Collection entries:
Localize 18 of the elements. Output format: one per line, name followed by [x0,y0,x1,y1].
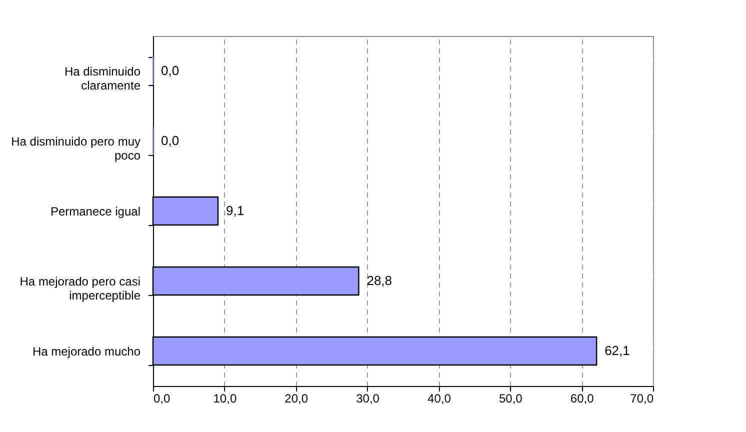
data-label: 0,0 [161,133,180,148]
x-tick-label: 40,0 [428,392,452,406]
x-tick-label: 70,0 [630,392,654,406]
data-label: 28,8 [366,273,392,288]
y-tick-label: Ha mejorado pero casi imperceptible [20,274,141,302]
y-tick-label: Ha mejorado mucho [32,344,141,358]
x-tick-label: 50,0 [498,392,523,406]
y-tick-label: Ha disminuido pero muy poco [11,134,141,162]
data-label: 0,0 [161,63,180,78]
y-tick-label: Ha disminuido claramente [64,64,141,92]
data-label: 62,1 [604,343,630,358]
data-label: 9,1 [226,203,244,218]
x-tick-label: 0,0 [154,392,171,406]
y-tick-label: Permanece igual [50,204,140,218]
x-tick-label: 10,0 [213,392,237,406]
x-tick-label: 30,0 [356,392,380,406]
x-tick-label: 60,0 [570,392,594,406]
x-tick-label: 20,0 [284,392,308,406]
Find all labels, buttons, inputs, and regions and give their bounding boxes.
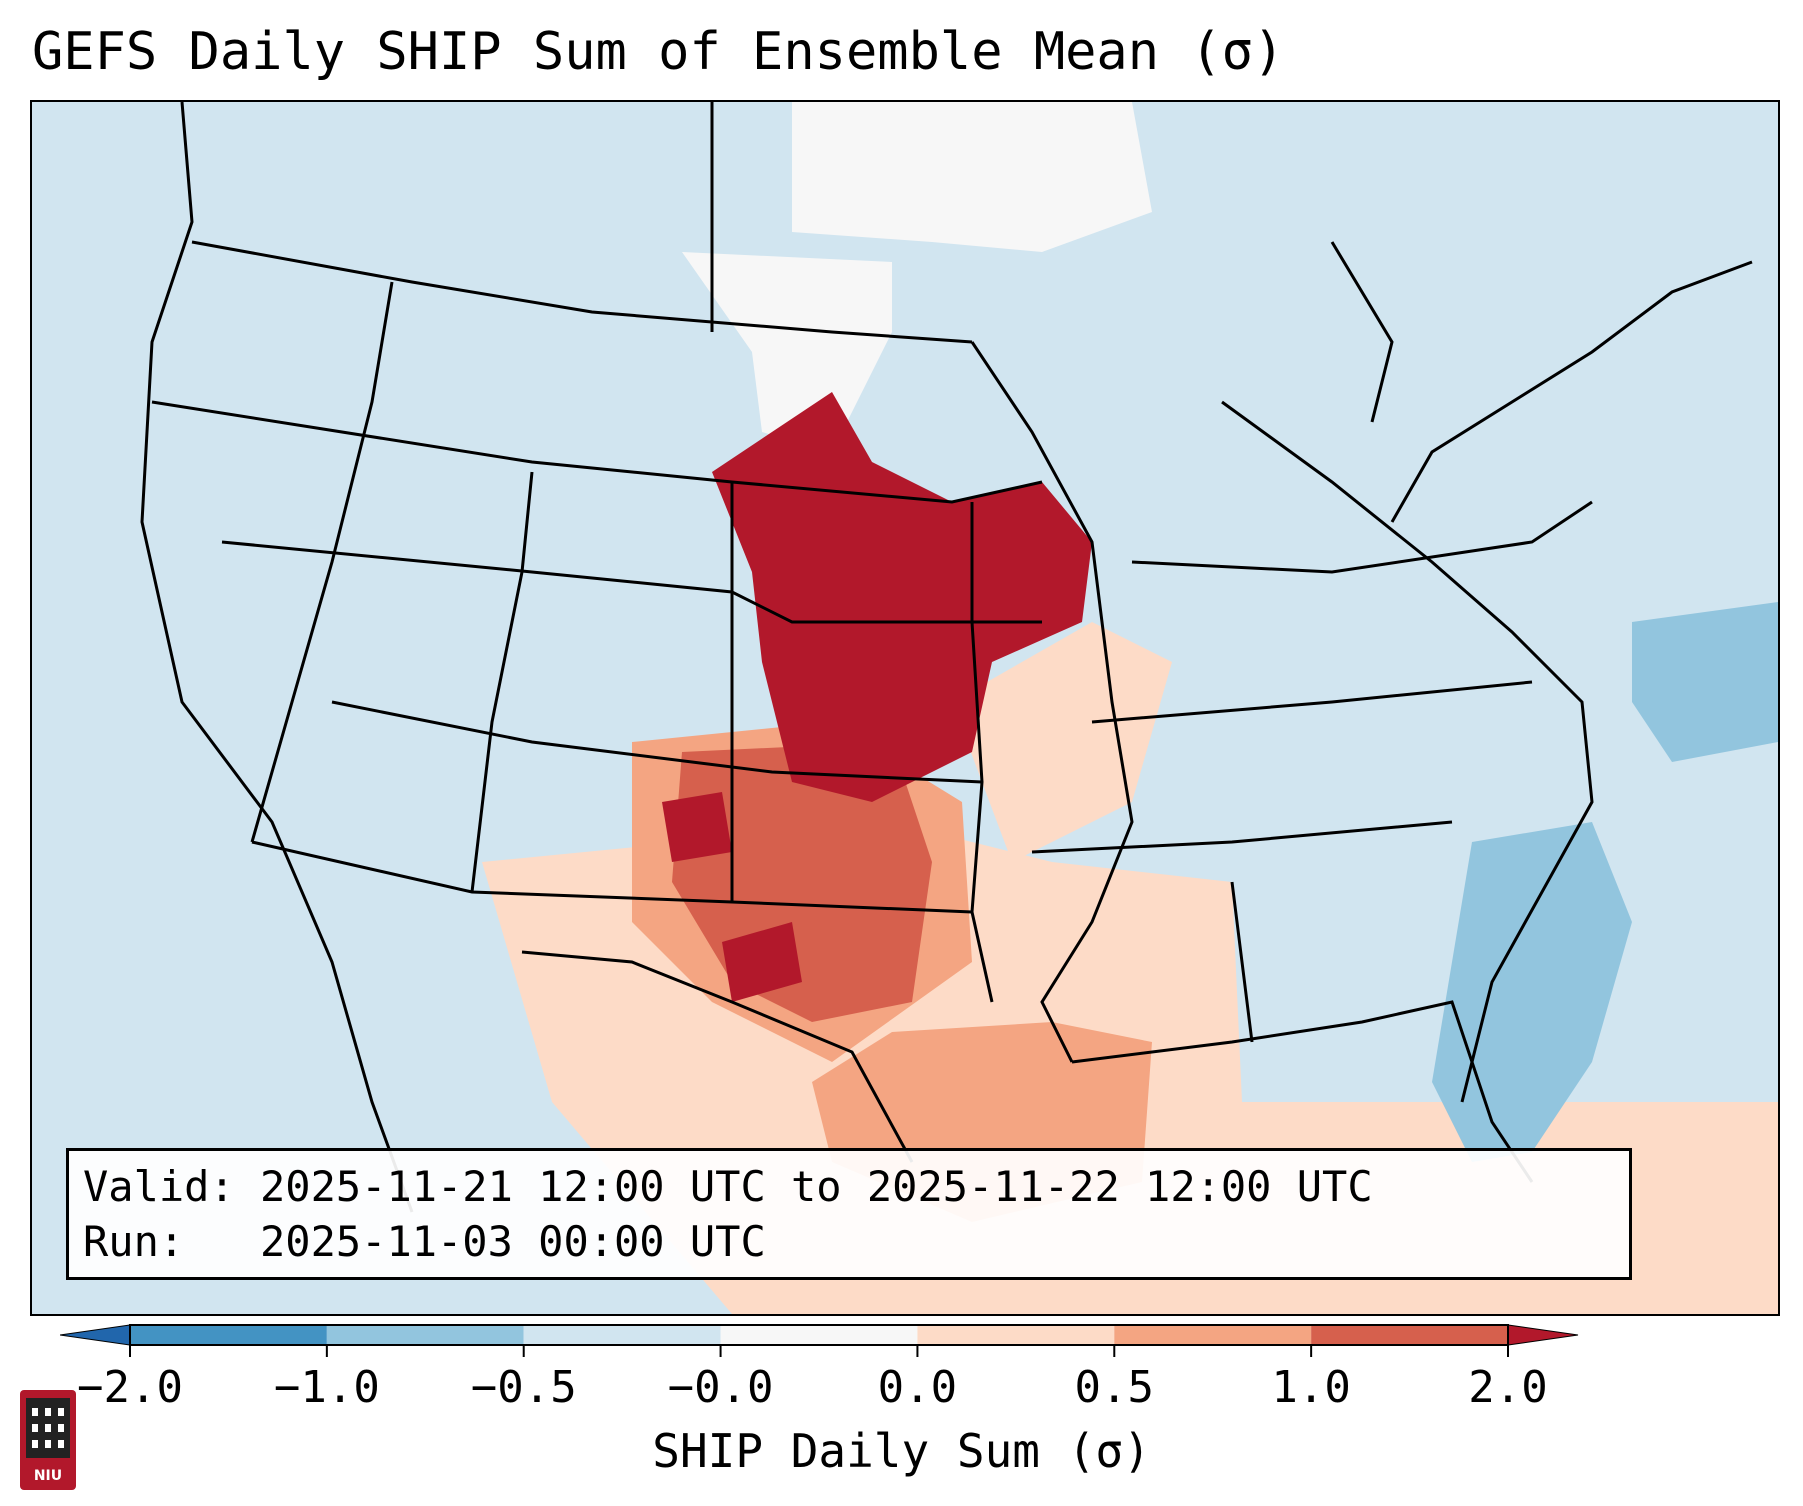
colorbar-tick-label: −0.0	[667, 1362, 774, 1413]
chart-title: GEFS Daily SHIP Sum of Ensemble Mean (σ)	[32, 22, 1285, 82]
near-zero-region-dakotas	[682, 252, 892, 452]
colorbar-segment	[523, 1325, 721, 1345]
blue-region-atlantic	[1432, 822, 1632, 1162]
colorbar-extend-high	[1507, 1324, 1579, 1346]
niu-logo-graphic	[20, 1390, 76, 1490]
colorbar-border	[129, 1324, 1509, 1346]
near-zero-region-canada	[502, 102, 1152, 252]
colorbar-tick-label: 2.0	[1468, 1362, 1548, 1413]
run-label: Run:	[83, 1217, 185, 1266]
colorbar-tick-label: −1.0	[273, 1362, 380, 1413]
colorbar-extend-low	[60, 1324, 131, 1346]
colorbar-label: SHIP Daily Sum (σ)	[652, 1424, 1151, 1478]
niu-logo: NIU	[20, 1390, 76, 1490]
colorbar-tick-label: 0.0	[877, 1362, 958, 1413]
blue-region-atlantic-north	[1632, 602, 1778, 762]
map-canvas	[32, 102, 1778, 1314]
niu-logo-text: NIU	[33, 1468, 63, 1484]
colorbar-segment	[130, 1325, 327, 1345]
state-boundaries	[140, 102, 1753, 1213]
colorbar	[60, 1324, 1579, 1357]
map-panel	[30, 100, 1780, 1316]
colorbar-segment	[326, 1325, 524, 1345]
colorbar-segment	[917, 1325, 1115, 1345]
colorbar-tick-label: 1.0	[1271, 1362, 1351, 1413]
colorbar-segment	[1114, 1325, 1312, 1345]
colorbar-segment	[720, 1325, 918, 1345]
colorbar-tick-label: 0.5	[1074, 1362, 1155, 1413]
colorbar-tick-label: −0.5	[470, 1362, 577, 1413]
run-value: 2025-11-03 00:00 UTC	[260, 1217, 766, 1266]
valid-run-info-box: Valid: 2025-11-21 12:00 UTC to 2025-11-2…	[66, 1148, 1632, 1280]
colorbar-tick-label: −2.0	[77, 1362, 183, 1413]
valid-label: Valid:	[83, 1162, 235, 1211]
valid-value: 2025-11-21 12:00 UTC to 2025-11-22 12:00…	[260, 1162, 1373, 1211]
dark-red-region-ne-mexico	[662, 792, 732, 862]
dark-red-region-plains	[712, 392, 1092, 802]
dark-red-region-texas	[722, 922, 802, 1002]
colorbar-segment	[1311, 1325, 1508, 1345]
light-salmon-region-east-central	[952, 622, 1172, 862]
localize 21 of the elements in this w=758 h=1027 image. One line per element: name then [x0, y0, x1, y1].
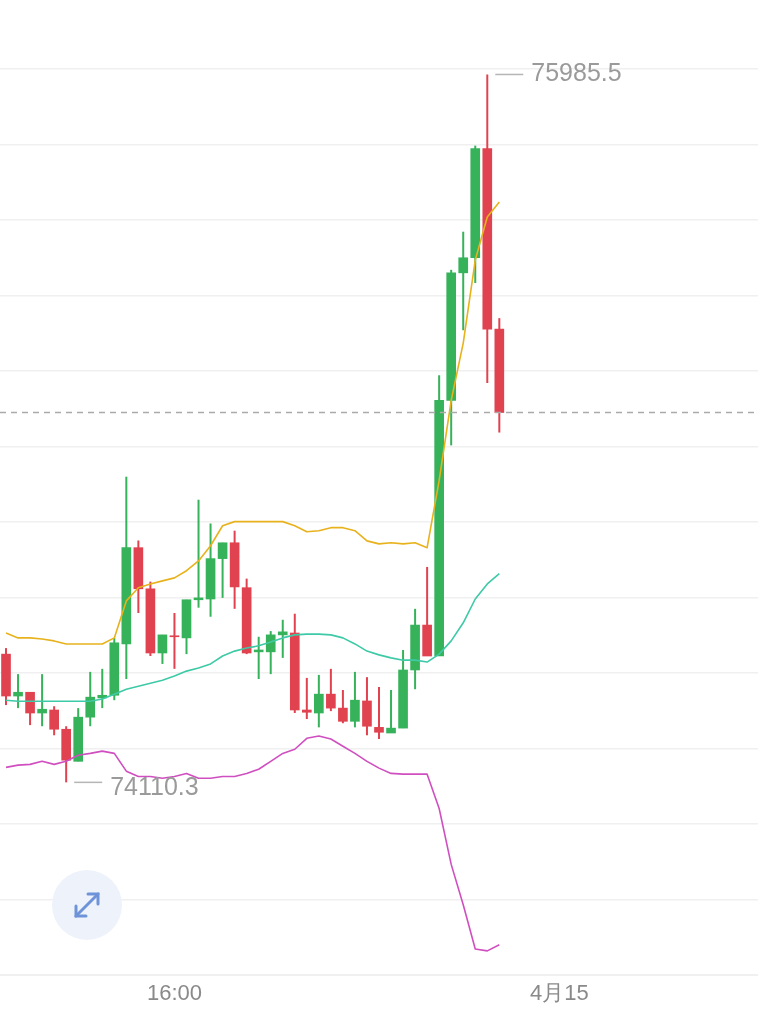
- annotation: 75985.5: [531, 58, 622, 87]
- candlestick: [49, 705, 59, 737]
- candlestick: [37, 673, 47, 728]
- candlestick: [169, 611, 180, 670]
- candlestick: [25, 691, 35, 727]
- candlestick: [314, 673, 324, 729]
- candlestick: [338, 688, 348, 725]
- candlestick: [386, 688, 396, 735]
- candlestick: [326, 667, 336, 713]
- x-tick-label: 16:00: [146, 980, 202, 1006]
- annotation: 74110.3: [110, 772, 199, 801]
- x-tick-label: 4月15: [530, 980, 589, 1006]
- candlestick: [217, 541, 228, 599]
- candlestick: [13, 673, 23, 710]
- candlestick: [458, 230, 469, 332]
- candlestick: [350, 670, 360, 729]
- candlestick: [157, 633, 168, 665]
- candlestick: [374, 685, 384, 741]
- candlestick: [85, 670, 96, 728]
- candlestick: [265, 630, 276, 676]
- candlestick: [301, 676, 312, 721]
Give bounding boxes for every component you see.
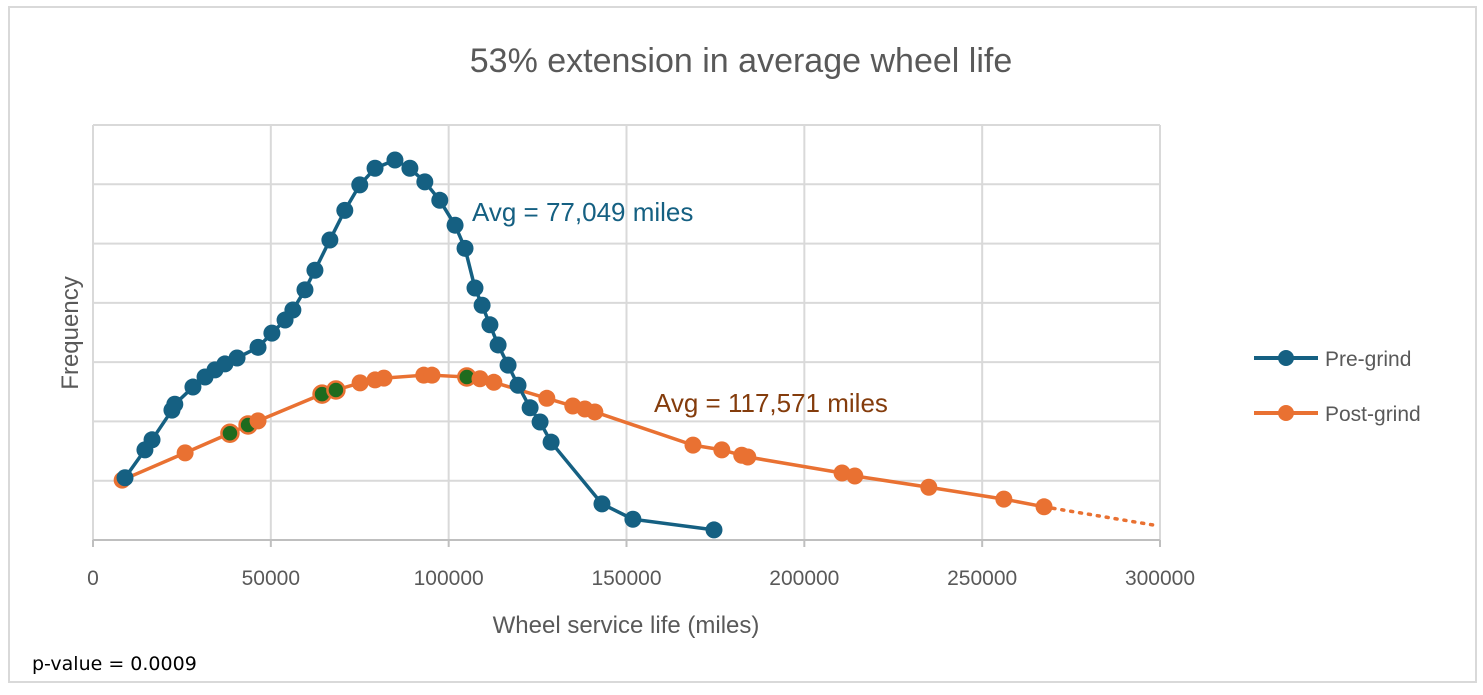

## WHAT TO DO
Reproduce all of the material above, substituting "price-bar" for each occurrence of "candlestick" and leaving everything else unchanged. Omit the pictures from your answer.

## FINISHED EXERCISE
Localize 18 of the elements. Output format: one per line, name followed by [x0,y0,x1,y1].
data-label: 0,0 [161,133,180,148]
x-tick-label: 40,0 [428,392,452,406]
x-tick-label: 70,0 [630,392,654,406]
data-label: 28,8 [366,273,392,288]
y-tick-label: Ha mejorado pero casi imperceptible [20,274,141,302]
y-tick-label: Ha mejorado mucho [32,344,141,358]
x-tick-label: 50,0 [498,392,523,406]
y-tick-label: Ha disminuido pero muy poco [11,134,141,162]
data-label: 0,0 [161,63,180,78]
y-tick-label: Ha disminuido claramente [64,64,141,92]
data-label: 62,1 [604,343,630,358]
data-label: 9,1 [226,203,244,218]
x-tick-label: 0,0 [154,392,171,406]
y-tick-label: Permanece igual [50,204,140,218]
x-tick-label: 10,0 [213,392,237,406]
x-tick-label: 30,0 [356,392,380,406]
x-tick-label: 60,0 [570,392,594,406]
x-tick-label: 20,0 [284,392,308,406]
Find all labels, buttons, inputs, and regions and give their bounding boxes.
colorbar-tick-label: −0.0	[667, 1362, 774, 1413]
chart-title: GEFS Daily SHIP Sum of Ensemble Mean (σ)	[32, 22, 1285, 82]
near-zero-region-dakotas	[682, 252, 892, 452]
colorbar-segment	[523, 1325, 721, 1345]
blue-region-atlantic	[1432, 822, 1632, 1162]
colorbar-extend-high	[1507, 1324, 1579, 1346]
niu-logo-graphic	[20, 1390, 76, 1490]
colorbar-border	[129, 1324, 1509, 1346]
near-zero-region-canada	[502, 102, 1152, 252]
colorbar-tick-label: 2.0	[1468, 1362, 1548, 1413]
run-label: Run:	[83, 1217, 185, 1266]
colorbar-tick-label: −1.0	[273, 1362, 380, 1413]
colorbar-extend-low	[60, 1324, 131, 1346]
colorbar-label: SHIP Daily Sum (σ)	[652, 1424, 1151, 1478]
niu-logo: NIU	[20, 1390, 76, 1490]
colorbar-tick-label: 0.0	[877, 1362, 958, 1413]
blue-region-atlantic-north	[1632, 602, 1778, 762]
map-canvas	[32, 102, 1778, 1314]
niu-logo-text: NIU	[33, 1468, 63, 1484]
colorbar-segment	[130, 1325, 327, 1345]
state-boundaries	[140, 102, 1753, 1213]
colorbar	[60, 1324, 1579, 1357]
map-panel	[30, 100, 1780, 1316]
colorbar-segment	[326, 1325, 524, 1345]
colorbar-segment	[917, 1325, 1115, 1345]
colorbar-tick-label: 1.0	[1271, 1362, 1351, 1413]
colorbar-segment	[1114, 1325, 1312, 1345]
colorbar-segment	[720, 1325, 918, 1345]
colorbar-tick-label: 0.5	[1074, 1362, 1155, 1413]
colorbar-tick-label: −0.5	[470, 1362, 577, 1413]
run-value: 2025-11-03 00:00 UTC	[260, 1217, 766, 1266]
valid-run-info-box: Valid: 2025-11-21 12:00 UTC to 2025-11-2…	[66, 1148, 1632, 1280]
colorbar-tick-label: −2.0	[77, 1362, 183, 1413]
valid-label: Valid:	[83, 1162, 235, 1211]
valid-value: 2025-11-21 12:00 UTC to 2025-11-22 12:00…	[260, 1162, 1373, 1211]
dark-red-region-ne-mexico	[662, 792, 732, 862]
dark-red-region-plains	[712, 392, 1092, 802]
dark-red-region-texas	[722, 922, 802, 1002]
colorbar-segment	[1311, 1325, 1508, 1345]
light-salmon-region-east-central	[952, 622, 1172, 862]
localize 21 of the elements in this w=758 h=1027 image. One line per element: name then [x0, y0, x1, y1].
- annotation: 75985.5: [531, 58, 622, 87]
- price-bar: [49, 705, 59, 737]
- price-bar: [37, 673, 47, 728]
- price-bar: [169, 611, 180, 670]
- price-bar: [25, 691, 35, 727]
- price-bar: [314, 673, 324, 729]
- price-bar: [338, 688, 348, 725]
- price-bar: [386, 688, 396, 735]
- price-bar: [326, 667, 336, 713]
- x-tick-label: 16:00: [146, 980, 202, 1006]
- annotation: 74110.3: [110, 772, 199, 801]
- x-tick-label: 4月15: [530, 980, 589, 1006]
- price-bar: [217, 541, 228, 599]
- price-bar: [13, 673, 23, 710]
- price-bar: [458, 230, 469, 332]
- price-bar: [350, 670, 360, 729]
- price-bar: [157, 633, 168, 665]
- price-bar: [374, 685, 384, 741]
- price-bar: [85, 670, 96, 728]
- price-bar: [265, 630, 276, 676]
- price-bar: [301, 676, 312, 721]
Give bounding boxes for every component you see.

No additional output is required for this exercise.